▶ **Stated exercise**: From the entries below, please gather each line containing the string "Saugatuck".

▶ **Input material**:
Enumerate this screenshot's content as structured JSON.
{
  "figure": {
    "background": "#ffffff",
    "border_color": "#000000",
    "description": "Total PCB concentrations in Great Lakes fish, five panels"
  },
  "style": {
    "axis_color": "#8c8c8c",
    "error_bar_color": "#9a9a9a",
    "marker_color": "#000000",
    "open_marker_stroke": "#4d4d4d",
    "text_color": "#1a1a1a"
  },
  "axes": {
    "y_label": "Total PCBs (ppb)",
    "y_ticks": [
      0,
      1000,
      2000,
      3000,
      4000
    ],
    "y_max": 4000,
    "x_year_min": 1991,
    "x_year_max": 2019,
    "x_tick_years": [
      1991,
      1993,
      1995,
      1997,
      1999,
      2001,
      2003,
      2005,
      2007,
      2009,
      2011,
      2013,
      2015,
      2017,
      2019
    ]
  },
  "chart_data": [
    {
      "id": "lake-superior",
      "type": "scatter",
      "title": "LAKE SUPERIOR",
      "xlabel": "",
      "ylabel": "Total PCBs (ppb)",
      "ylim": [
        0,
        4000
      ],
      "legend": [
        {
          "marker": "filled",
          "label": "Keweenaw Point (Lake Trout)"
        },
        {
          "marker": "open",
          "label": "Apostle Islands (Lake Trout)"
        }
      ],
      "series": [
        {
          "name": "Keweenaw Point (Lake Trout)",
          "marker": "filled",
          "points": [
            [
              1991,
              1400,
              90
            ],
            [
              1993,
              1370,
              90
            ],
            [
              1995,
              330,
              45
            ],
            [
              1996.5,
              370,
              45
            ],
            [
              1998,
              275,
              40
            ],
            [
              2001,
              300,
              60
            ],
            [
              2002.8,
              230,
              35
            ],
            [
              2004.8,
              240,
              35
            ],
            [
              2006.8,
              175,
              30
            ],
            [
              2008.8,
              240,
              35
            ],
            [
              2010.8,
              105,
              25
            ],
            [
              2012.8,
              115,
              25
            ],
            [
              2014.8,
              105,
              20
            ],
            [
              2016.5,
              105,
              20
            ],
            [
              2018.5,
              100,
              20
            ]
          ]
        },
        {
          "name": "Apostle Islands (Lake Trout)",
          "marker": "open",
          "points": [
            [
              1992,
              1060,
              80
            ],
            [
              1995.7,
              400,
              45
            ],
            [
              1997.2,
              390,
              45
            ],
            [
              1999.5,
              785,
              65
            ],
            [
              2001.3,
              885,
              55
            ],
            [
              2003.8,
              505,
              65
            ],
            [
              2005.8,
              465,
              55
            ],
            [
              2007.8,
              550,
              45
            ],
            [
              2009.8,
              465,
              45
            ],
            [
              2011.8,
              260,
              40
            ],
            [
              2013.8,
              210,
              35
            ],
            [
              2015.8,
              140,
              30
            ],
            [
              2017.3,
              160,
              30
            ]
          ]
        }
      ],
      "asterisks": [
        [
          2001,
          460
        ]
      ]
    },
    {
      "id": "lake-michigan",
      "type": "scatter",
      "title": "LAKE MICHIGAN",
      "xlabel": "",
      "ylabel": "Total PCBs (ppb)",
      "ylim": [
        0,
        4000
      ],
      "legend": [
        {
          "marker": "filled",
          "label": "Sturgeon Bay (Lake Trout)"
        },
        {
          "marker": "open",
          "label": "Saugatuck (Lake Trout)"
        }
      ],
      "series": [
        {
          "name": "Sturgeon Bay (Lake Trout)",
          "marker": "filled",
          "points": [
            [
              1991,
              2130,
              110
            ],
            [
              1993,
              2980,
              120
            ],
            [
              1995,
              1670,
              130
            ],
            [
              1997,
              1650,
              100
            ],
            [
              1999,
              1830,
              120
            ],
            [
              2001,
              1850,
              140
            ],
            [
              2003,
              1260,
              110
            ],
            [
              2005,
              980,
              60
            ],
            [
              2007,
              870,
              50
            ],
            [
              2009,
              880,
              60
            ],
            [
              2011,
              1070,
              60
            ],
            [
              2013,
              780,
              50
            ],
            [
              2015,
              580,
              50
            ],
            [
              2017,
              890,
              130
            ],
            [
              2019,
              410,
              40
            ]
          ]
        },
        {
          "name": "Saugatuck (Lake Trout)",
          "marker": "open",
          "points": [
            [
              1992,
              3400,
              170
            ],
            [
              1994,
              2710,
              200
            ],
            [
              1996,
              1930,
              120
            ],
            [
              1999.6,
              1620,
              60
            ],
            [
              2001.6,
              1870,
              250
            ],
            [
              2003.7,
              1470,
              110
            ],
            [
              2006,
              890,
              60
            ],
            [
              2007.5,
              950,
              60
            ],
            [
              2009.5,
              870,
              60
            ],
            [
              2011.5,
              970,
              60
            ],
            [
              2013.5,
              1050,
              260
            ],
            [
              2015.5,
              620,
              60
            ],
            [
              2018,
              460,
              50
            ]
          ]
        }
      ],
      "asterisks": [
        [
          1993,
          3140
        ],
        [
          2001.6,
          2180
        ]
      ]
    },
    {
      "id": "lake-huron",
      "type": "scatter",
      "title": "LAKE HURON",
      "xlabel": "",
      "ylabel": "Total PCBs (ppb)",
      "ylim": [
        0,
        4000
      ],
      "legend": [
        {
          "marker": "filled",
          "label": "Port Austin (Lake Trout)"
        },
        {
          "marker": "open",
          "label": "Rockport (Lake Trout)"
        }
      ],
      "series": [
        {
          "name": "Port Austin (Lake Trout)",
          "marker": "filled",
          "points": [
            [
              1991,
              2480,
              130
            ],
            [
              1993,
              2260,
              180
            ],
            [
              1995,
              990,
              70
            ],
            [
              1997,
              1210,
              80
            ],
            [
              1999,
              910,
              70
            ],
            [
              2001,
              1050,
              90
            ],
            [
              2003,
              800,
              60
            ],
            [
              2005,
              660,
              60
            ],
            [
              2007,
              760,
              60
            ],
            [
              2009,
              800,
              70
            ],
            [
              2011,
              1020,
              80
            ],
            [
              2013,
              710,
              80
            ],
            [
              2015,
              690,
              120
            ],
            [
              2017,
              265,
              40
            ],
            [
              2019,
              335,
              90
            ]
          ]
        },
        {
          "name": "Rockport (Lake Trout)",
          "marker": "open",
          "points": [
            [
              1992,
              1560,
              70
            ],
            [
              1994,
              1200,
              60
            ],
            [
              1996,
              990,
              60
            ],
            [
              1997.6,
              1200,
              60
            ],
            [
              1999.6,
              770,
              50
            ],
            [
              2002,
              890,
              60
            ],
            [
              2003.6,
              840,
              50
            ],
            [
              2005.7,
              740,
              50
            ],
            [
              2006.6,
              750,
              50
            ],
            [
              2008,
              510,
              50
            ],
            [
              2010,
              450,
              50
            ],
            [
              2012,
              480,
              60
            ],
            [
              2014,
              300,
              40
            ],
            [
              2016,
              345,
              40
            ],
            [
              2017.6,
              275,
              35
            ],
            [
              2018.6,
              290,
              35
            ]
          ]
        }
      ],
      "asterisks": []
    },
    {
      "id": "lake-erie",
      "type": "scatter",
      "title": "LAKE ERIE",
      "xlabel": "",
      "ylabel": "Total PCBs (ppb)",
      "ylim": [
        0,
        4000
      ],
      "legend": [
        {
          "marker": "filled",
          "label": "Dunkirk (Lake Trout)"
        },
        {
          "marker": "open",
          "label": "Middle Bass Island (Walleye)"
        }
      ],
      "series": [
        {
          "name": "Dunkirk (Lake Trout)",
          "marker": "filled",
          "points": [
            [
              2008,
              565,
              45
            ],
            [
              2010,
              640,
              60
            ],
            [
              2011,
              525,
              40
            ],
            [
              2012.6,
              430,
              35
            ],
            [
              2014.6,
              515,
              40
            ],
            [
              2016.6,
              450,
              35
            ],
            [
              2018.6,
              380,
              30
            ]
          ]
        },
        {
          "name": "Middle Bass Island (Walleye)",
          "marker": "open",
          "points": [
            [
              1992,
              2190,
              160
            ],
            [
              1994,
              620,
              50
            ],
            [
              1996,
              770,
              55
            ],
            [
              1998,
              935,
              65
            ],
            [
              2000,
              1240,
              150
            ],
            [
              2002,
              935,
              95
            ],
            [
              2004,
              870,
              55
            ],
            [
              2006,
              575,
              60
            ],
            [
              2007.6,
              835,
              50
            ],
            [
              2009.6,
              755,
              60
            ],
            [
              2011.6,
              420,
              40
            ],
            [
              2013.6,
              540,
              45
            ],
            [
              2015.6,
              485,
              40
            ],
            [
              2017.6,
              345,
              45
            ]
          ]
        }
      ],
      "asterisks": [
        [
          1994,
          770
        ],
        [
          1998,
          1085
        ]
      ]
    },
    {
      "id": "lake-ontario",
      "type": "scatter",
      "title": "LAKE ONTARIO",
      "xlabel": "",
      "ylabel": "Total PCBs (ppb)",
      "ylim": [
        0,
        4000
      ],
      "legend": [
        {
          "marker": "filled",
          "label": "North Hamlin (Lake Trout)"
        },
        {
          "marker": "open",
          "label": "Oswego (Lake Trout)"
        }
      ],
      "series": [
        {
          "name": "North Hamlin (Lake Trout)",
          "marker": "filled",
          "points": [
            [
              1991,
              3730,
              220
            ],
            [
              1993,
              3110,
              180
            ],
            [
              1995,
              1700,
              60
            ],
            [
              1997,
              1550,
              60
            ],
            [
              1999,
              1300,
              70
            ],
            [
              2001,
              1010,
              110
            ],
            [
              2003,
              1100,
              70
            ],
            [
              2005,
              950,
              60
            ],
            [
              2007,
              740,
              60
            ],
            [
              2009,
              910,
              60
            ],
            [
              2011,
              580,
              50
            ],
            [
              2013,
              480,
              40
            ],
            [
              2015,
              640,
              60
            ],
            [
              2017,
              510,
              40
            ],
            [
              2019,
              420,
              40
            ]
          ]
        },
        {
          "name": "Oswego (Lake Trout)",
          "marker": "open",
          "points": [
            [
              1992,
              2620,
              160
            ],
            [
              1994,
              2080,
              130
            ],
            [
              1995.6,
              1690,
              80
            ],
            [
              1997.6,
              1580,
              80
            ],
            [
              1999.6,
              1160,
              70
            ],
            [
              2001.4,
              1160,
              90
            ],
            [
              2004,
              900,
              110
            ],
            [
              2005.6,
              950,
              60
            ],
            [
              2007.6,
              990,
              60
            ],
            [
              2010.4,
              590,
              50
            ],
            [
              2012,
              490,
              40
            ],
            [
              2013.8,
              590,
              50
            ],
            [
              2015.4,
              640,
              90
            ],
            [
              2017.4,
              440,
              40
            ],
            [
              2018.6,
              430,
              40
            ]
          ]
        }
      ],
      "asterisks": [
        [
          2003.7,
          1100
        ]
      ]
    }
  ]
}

▶ **Completed task**:
          "label": "Saugatuck (Lake Trout)"
          "name": "Saugatuck (Lake Trout)",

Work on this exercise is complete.